==== DATA FOR THE TASK
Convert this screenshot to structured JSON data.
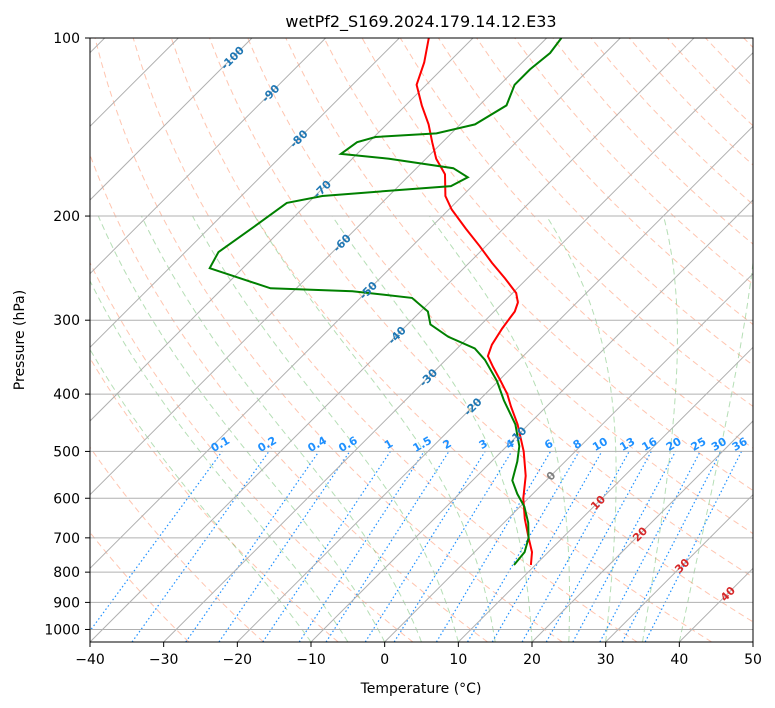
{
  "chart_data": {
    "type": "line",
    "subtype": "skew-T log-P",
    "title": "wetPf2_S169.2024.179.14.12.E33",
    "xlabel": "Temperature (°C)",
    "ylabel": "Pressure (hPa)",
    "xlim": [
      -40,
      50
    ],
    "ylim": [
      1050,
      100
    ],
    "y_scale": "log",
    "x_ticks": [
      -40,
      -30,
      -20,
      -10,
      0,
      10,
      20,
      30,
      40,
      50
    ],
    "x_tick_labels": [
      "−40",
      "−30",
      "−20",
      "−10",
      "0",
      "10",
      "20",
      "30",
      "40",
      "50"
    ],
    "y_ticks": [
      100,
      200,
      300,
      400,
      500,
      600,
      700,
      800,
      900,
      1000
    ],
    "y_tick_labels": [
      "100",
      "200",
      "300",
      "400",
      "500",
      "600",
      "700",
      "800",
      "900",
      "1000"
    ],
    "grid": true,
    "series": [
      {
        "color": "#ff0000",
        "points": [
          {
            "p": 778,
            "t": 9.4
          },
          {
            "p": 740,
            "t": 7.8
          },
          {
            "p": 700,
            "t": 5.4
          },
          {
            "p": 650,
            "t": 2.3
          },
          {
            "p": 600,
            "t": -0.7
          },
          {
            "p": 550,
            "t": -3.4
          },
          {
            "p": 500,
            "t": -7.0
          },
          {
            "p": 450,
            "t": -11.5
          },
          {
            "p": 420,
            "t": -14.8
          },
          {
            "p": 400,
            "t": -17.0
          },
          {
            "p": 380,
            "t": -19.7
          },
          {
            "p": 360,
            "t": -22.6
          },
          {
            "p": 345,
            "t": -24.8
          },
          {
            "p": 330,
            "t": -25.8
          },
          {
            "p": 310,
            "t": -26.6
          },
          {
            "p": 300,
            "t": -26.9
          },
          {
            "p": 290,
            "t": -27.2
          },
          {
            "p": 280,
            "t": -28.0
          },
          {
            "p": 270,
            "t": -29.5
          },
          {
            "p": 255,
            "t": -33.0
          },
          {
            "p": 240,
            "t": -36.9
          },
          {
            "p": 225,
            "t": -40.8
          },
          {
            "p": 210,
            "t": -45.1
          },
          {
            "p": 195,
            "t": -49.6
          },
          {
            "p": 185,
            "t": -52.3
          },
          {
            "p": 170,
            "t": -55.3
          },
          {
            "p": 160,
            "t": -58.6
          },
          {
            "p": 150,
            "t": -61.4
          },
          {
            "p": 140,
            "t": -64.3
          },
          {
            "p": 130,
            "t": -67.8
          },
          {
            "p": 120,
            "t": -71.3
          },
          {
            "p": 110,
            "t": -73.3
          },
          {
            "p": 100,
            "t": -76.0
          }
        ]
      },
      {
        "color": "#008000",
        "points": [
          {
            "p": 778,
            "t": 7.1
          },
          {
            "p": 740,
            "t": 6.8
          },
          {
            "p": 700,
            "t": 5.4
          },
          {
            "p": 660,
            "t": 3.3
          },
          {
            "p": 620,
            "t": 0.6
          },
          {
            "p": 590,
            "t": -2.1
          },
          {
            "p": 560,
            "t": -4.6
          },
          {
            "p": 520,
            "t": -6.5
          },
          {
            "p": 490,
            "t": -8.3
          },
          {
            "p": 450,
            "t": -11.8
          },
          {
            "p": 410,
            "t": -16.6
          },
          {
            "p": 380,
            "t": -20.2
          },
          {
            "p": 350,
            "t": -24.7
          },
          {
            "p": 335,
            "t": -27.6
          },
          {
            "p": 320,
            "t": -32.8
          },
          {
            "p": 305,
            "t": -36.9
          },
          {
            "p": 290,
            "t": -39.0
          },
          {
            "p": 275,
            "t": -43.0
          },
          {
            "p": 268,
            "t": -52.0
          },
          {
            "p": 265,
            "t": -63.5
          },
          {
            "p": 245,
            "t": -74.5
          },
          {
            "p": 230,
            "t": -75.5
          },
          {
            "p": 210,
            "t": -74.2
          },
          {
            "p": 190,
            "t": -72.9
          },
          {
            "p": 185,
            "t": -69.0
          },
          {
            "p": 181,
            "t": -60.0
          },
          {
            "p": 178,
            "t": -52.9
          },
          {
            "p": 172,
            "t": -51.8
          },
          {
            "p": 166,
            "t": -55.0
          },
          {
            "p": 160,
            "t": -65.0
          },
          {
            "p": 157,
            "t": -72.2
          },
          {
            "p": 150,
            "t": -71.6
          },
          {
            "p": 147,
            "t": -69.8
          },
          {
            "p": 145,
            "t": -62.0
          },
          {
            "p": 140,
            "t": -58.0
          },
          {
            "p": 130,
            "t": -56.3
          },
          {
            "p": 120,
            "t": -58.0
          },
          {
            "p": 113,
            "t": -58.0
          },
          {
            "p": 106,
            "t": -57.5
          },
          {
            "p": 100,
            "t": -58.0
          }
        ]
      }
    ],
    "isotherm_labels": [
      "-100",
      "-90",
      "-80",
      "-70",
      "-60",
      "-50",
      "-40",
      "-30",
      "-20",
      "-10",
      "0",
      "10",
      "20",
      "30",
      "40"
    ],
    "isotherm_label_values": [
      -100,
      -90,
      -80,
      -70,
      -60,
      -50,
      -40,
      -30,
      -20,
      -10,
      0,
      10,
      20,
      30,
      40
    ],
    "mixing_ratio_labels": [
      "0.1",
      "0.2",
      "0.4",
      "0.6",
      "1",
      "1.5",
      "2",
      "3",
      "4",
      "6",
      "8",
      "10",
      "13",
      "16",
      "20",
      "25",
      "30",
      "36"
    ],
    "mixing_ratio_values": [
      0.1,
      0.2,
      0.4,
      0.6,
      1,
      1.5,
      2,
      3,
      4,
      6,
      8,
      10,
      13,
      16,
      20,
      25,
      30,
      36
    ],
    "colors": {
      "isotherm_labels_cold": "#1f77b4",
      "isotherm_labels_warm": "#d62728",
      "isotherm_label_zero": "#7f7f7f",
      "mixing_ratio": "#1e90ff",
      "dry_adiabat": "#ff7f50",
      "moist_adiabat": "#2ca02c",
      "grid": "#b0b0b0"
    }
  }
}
========
> [THE TASK] Restate the whole of the material word for word without the pictures.

> [THE RESULT]
Convert this screenshot to structured JSON data.
{
  "chart_data": {
    "type": "line",
    "subtype": "skew-T log-P",
    "title": "wetPf2_S169.2024.179.14.12.E33",
    "xlabel": "Temperature (°C)",
    "ylabel": "Pressure (hPa)",
    "xlim": [
      -40,
      50
    ],
    "ylim": [
      1050,
      100
    ],
    "y_scale": "log",
    "x_ticks": [
      -40,
      -30,
      -20,
      -10,
      0,
      10,
      20,
      30,
      40,
      50
    ],
    "x_tick_labels": [
      "−40",
      "−30",
      "−20",
      "−10",
      "0",
      "10",
      "20",
      "30",
      "40",
      "50"
    ],
    "y_ticks": [
      100,
      200,
      300,
      400,
      500,
      600,
      700,
      800,
      900,
      1000
    ],
    "y_tick_labels": [
      "100",
      "200",
      "300",
      "400",
      "500",
      "600",
      "700",
      "800",
      "900",
      "1000"
    ],
    "grid": true,
    "series": [
      {
        "color": "#ff0000",
        "points": [
          {
            "p": 778,
            "t": 9.4
          },
          {
            "p": 740,
            "t": 7.8
          },
          {
            "p": 700,
            "t": 5.4
          },
          {
            "p": 650,
            "t": 2.3
          },
          {
            "p": 600,
            "t": -0.7
          },
          {
            "p": 550,
            "t": -3.4
          },
          {
            "p": 500,
            "t": -7.0
          },
          {
            "p": 450,
            "t": -11.5
          },
          {
            "p": 420,
            "t": -14.8
          },
          {
            "p": 400,
            "t": -17.0
          },
          {
            "p": 380,
            "t": -19.7
          },
          {
            "p": 360,
            "t": -22.6
          },
          {
            "p": 345,
            "t": -24.8
          },
          {
            "p": 330,
            "t": -25.8
          },
          {
            "p": 310,
            "t": -26.6
          },
          {
            "p": 300,
            "t": -26.9
          },
          {
            "p": 290,
            "t": -27.2
          },
          {
            "p": 280,
            "t": -28.0
          },
          {
            "p": 270,
            "t": -29.5
          },
          {
            "p": 255,
            "t": -33.0
          },
          {
            "p": 240,
            "t": -36.9
          },
          {
            "p": 225,
            "t": -40.8
          },
          {
            "p": 210,
            "t": -45.1
          },
          {
            "p": 195,
            "t": -49.6
          },
          {
            "p": 185,
            "t": -52.3
          },
          {
            "p": 170,
            "t": -55.3
          },
          {
            "p": 160,
            "t": -58.6
          },
          {
            "p": 150,
            "t": -61.4
          },
          {
            "p": 140,
            "t": -64.3
          },
          {
            "p": 130,
            "t": -67.8
          },
          {
            "p": 120,
            "t": -71.3
          },
          {
            "p": 110,
            "t": -73.3
          },
          {
            "p": 100,
            "t": -76.0
          }
        ]
      },
      {
        "color": "#008000",
        "points": [
          {
            "p": 778,
            "t": 7.1
          },
          {
            "p": 740,
            "t": 6.8
          },
          {
            "p": 700,
            "t": 5.4
          },
          {
            "p": 660,
            "t": 3.3
          },
          {
            "p": 620,
            "t": 0.6
          },
          {
            "p": 590,
            "t": -2.1
          },
          {
            "p": 560,
            "t": -4.6
          },
          {
            "p": 520,
            "t": -6.5
          },
          {
            "p": 490,
            "t": -8.3
          },
          {
            "p": 450,
            "t": -11.8
          },
          {
            "p": 410,
            "t": -16.6
          },
          {
            "p": 380,
            "t": -20.2
          },
          {
            "p": 350,
            "t": -24.7
          },
          {
            "p": 335,
            "t": -27.6
          },
          {
            "p": 320,
            "t": -32.8
          },
          {
            "p": 305,
            "t": -36.9
          },
          {
            "p": 290,
            "t": -39.0
          },
          {
            "p": 275,
            "t": -43.0
          },
          {
            "p": 268,
            "t": -52.0
          },
          {
            "p": 265,
            "t": -63.5
          },
          {
            "p": 245,
            "t": -74.5
          },
          {
            "p": 230,
            "t": -75.5
          },
          {
            "p": 210,
            "t": -74.2
          },
          {
            "p": 190,
            "t": -72.9
          },
          {
            "p": 185,
            "t": -69.0
          },
          {
            "p": 181,
            "t": -60.0
          },
          {
            "p": 178,
            "t": -52.9
          },
          {
            "p": 172,
            "t": -51.8
          },
          {
            "p": 166,
            "t": -55.0
          },
          {
            "p": 160,
            "t": -65.0
          },
          {
            "p": 157,
            "t": -72.2
          },
          {
            "p": 150,
            "t": -71.6
          },
          {
            "p": 147,
            "t": -69.8
          },
          {
            "p": 145,
            "t": -62.0
          },
          {
            "p": 140,
            "t": -58.0
          },
          {
            "p": 130,
            "t": -56.3
          },
          {
            "p": 120,
            "t": -58.0
          },
          {
            "p": 113,
            "t": -58.0
          },
          {
            "p": 106,
            "t": -57.5
          },
          {
            "p": 100,
            "t": -58.0
          }
        ]
      }
    ],
    "isotherm_labels": [
      "-100",
      "-90",
      "-80",
      "-70",
      "-60",
      "-50",
      "-40",
      "-30",
      "-20",
      "-10",
      "0",
      "10",
      "20",
      "30",
      "40"
    ],
    "isotherm_label_values": [
      -100,
      -90,
      -80,
      -70,
      -60,
      -50,
      -40,
      -30,
      -20,
      -10,
      0,
      10,
      20,
      30,
      40
    ],
    "mixing_ratio_labels": [
      "0.1",
      "0.2",
      "0.4",
      "0.6",
      "1",
      "1.5",
      "2",
      "3",
      "4",
      "6",
      "8",
      "10",
      "13",
      "16",
      "20",
      "25",
      "30",
      "36"
    ],
    "mixing_ratio_values": [
      0.1,
      0.2,
      0.4,
      0.6,
      1,
      1.5,
      2,
      3,
      4,
      6,
      8,
      10,
      13,
      16,
      20,
      25,
      30,
      36
    ],
    "colors": {
      "isotherm_labels_cold": "#1f77b4",
      "isotherm_labels_warm": "#d62728",
      "isotherm_label_zero": "#7f7f7f",
      "mixing_ratio": "#1e90ff",
      "dry_adiabat": "#ff7f50",
      "moist_adiabat": "#2ca02c",
      "grid": "#b0b0b0"
    }
  }
}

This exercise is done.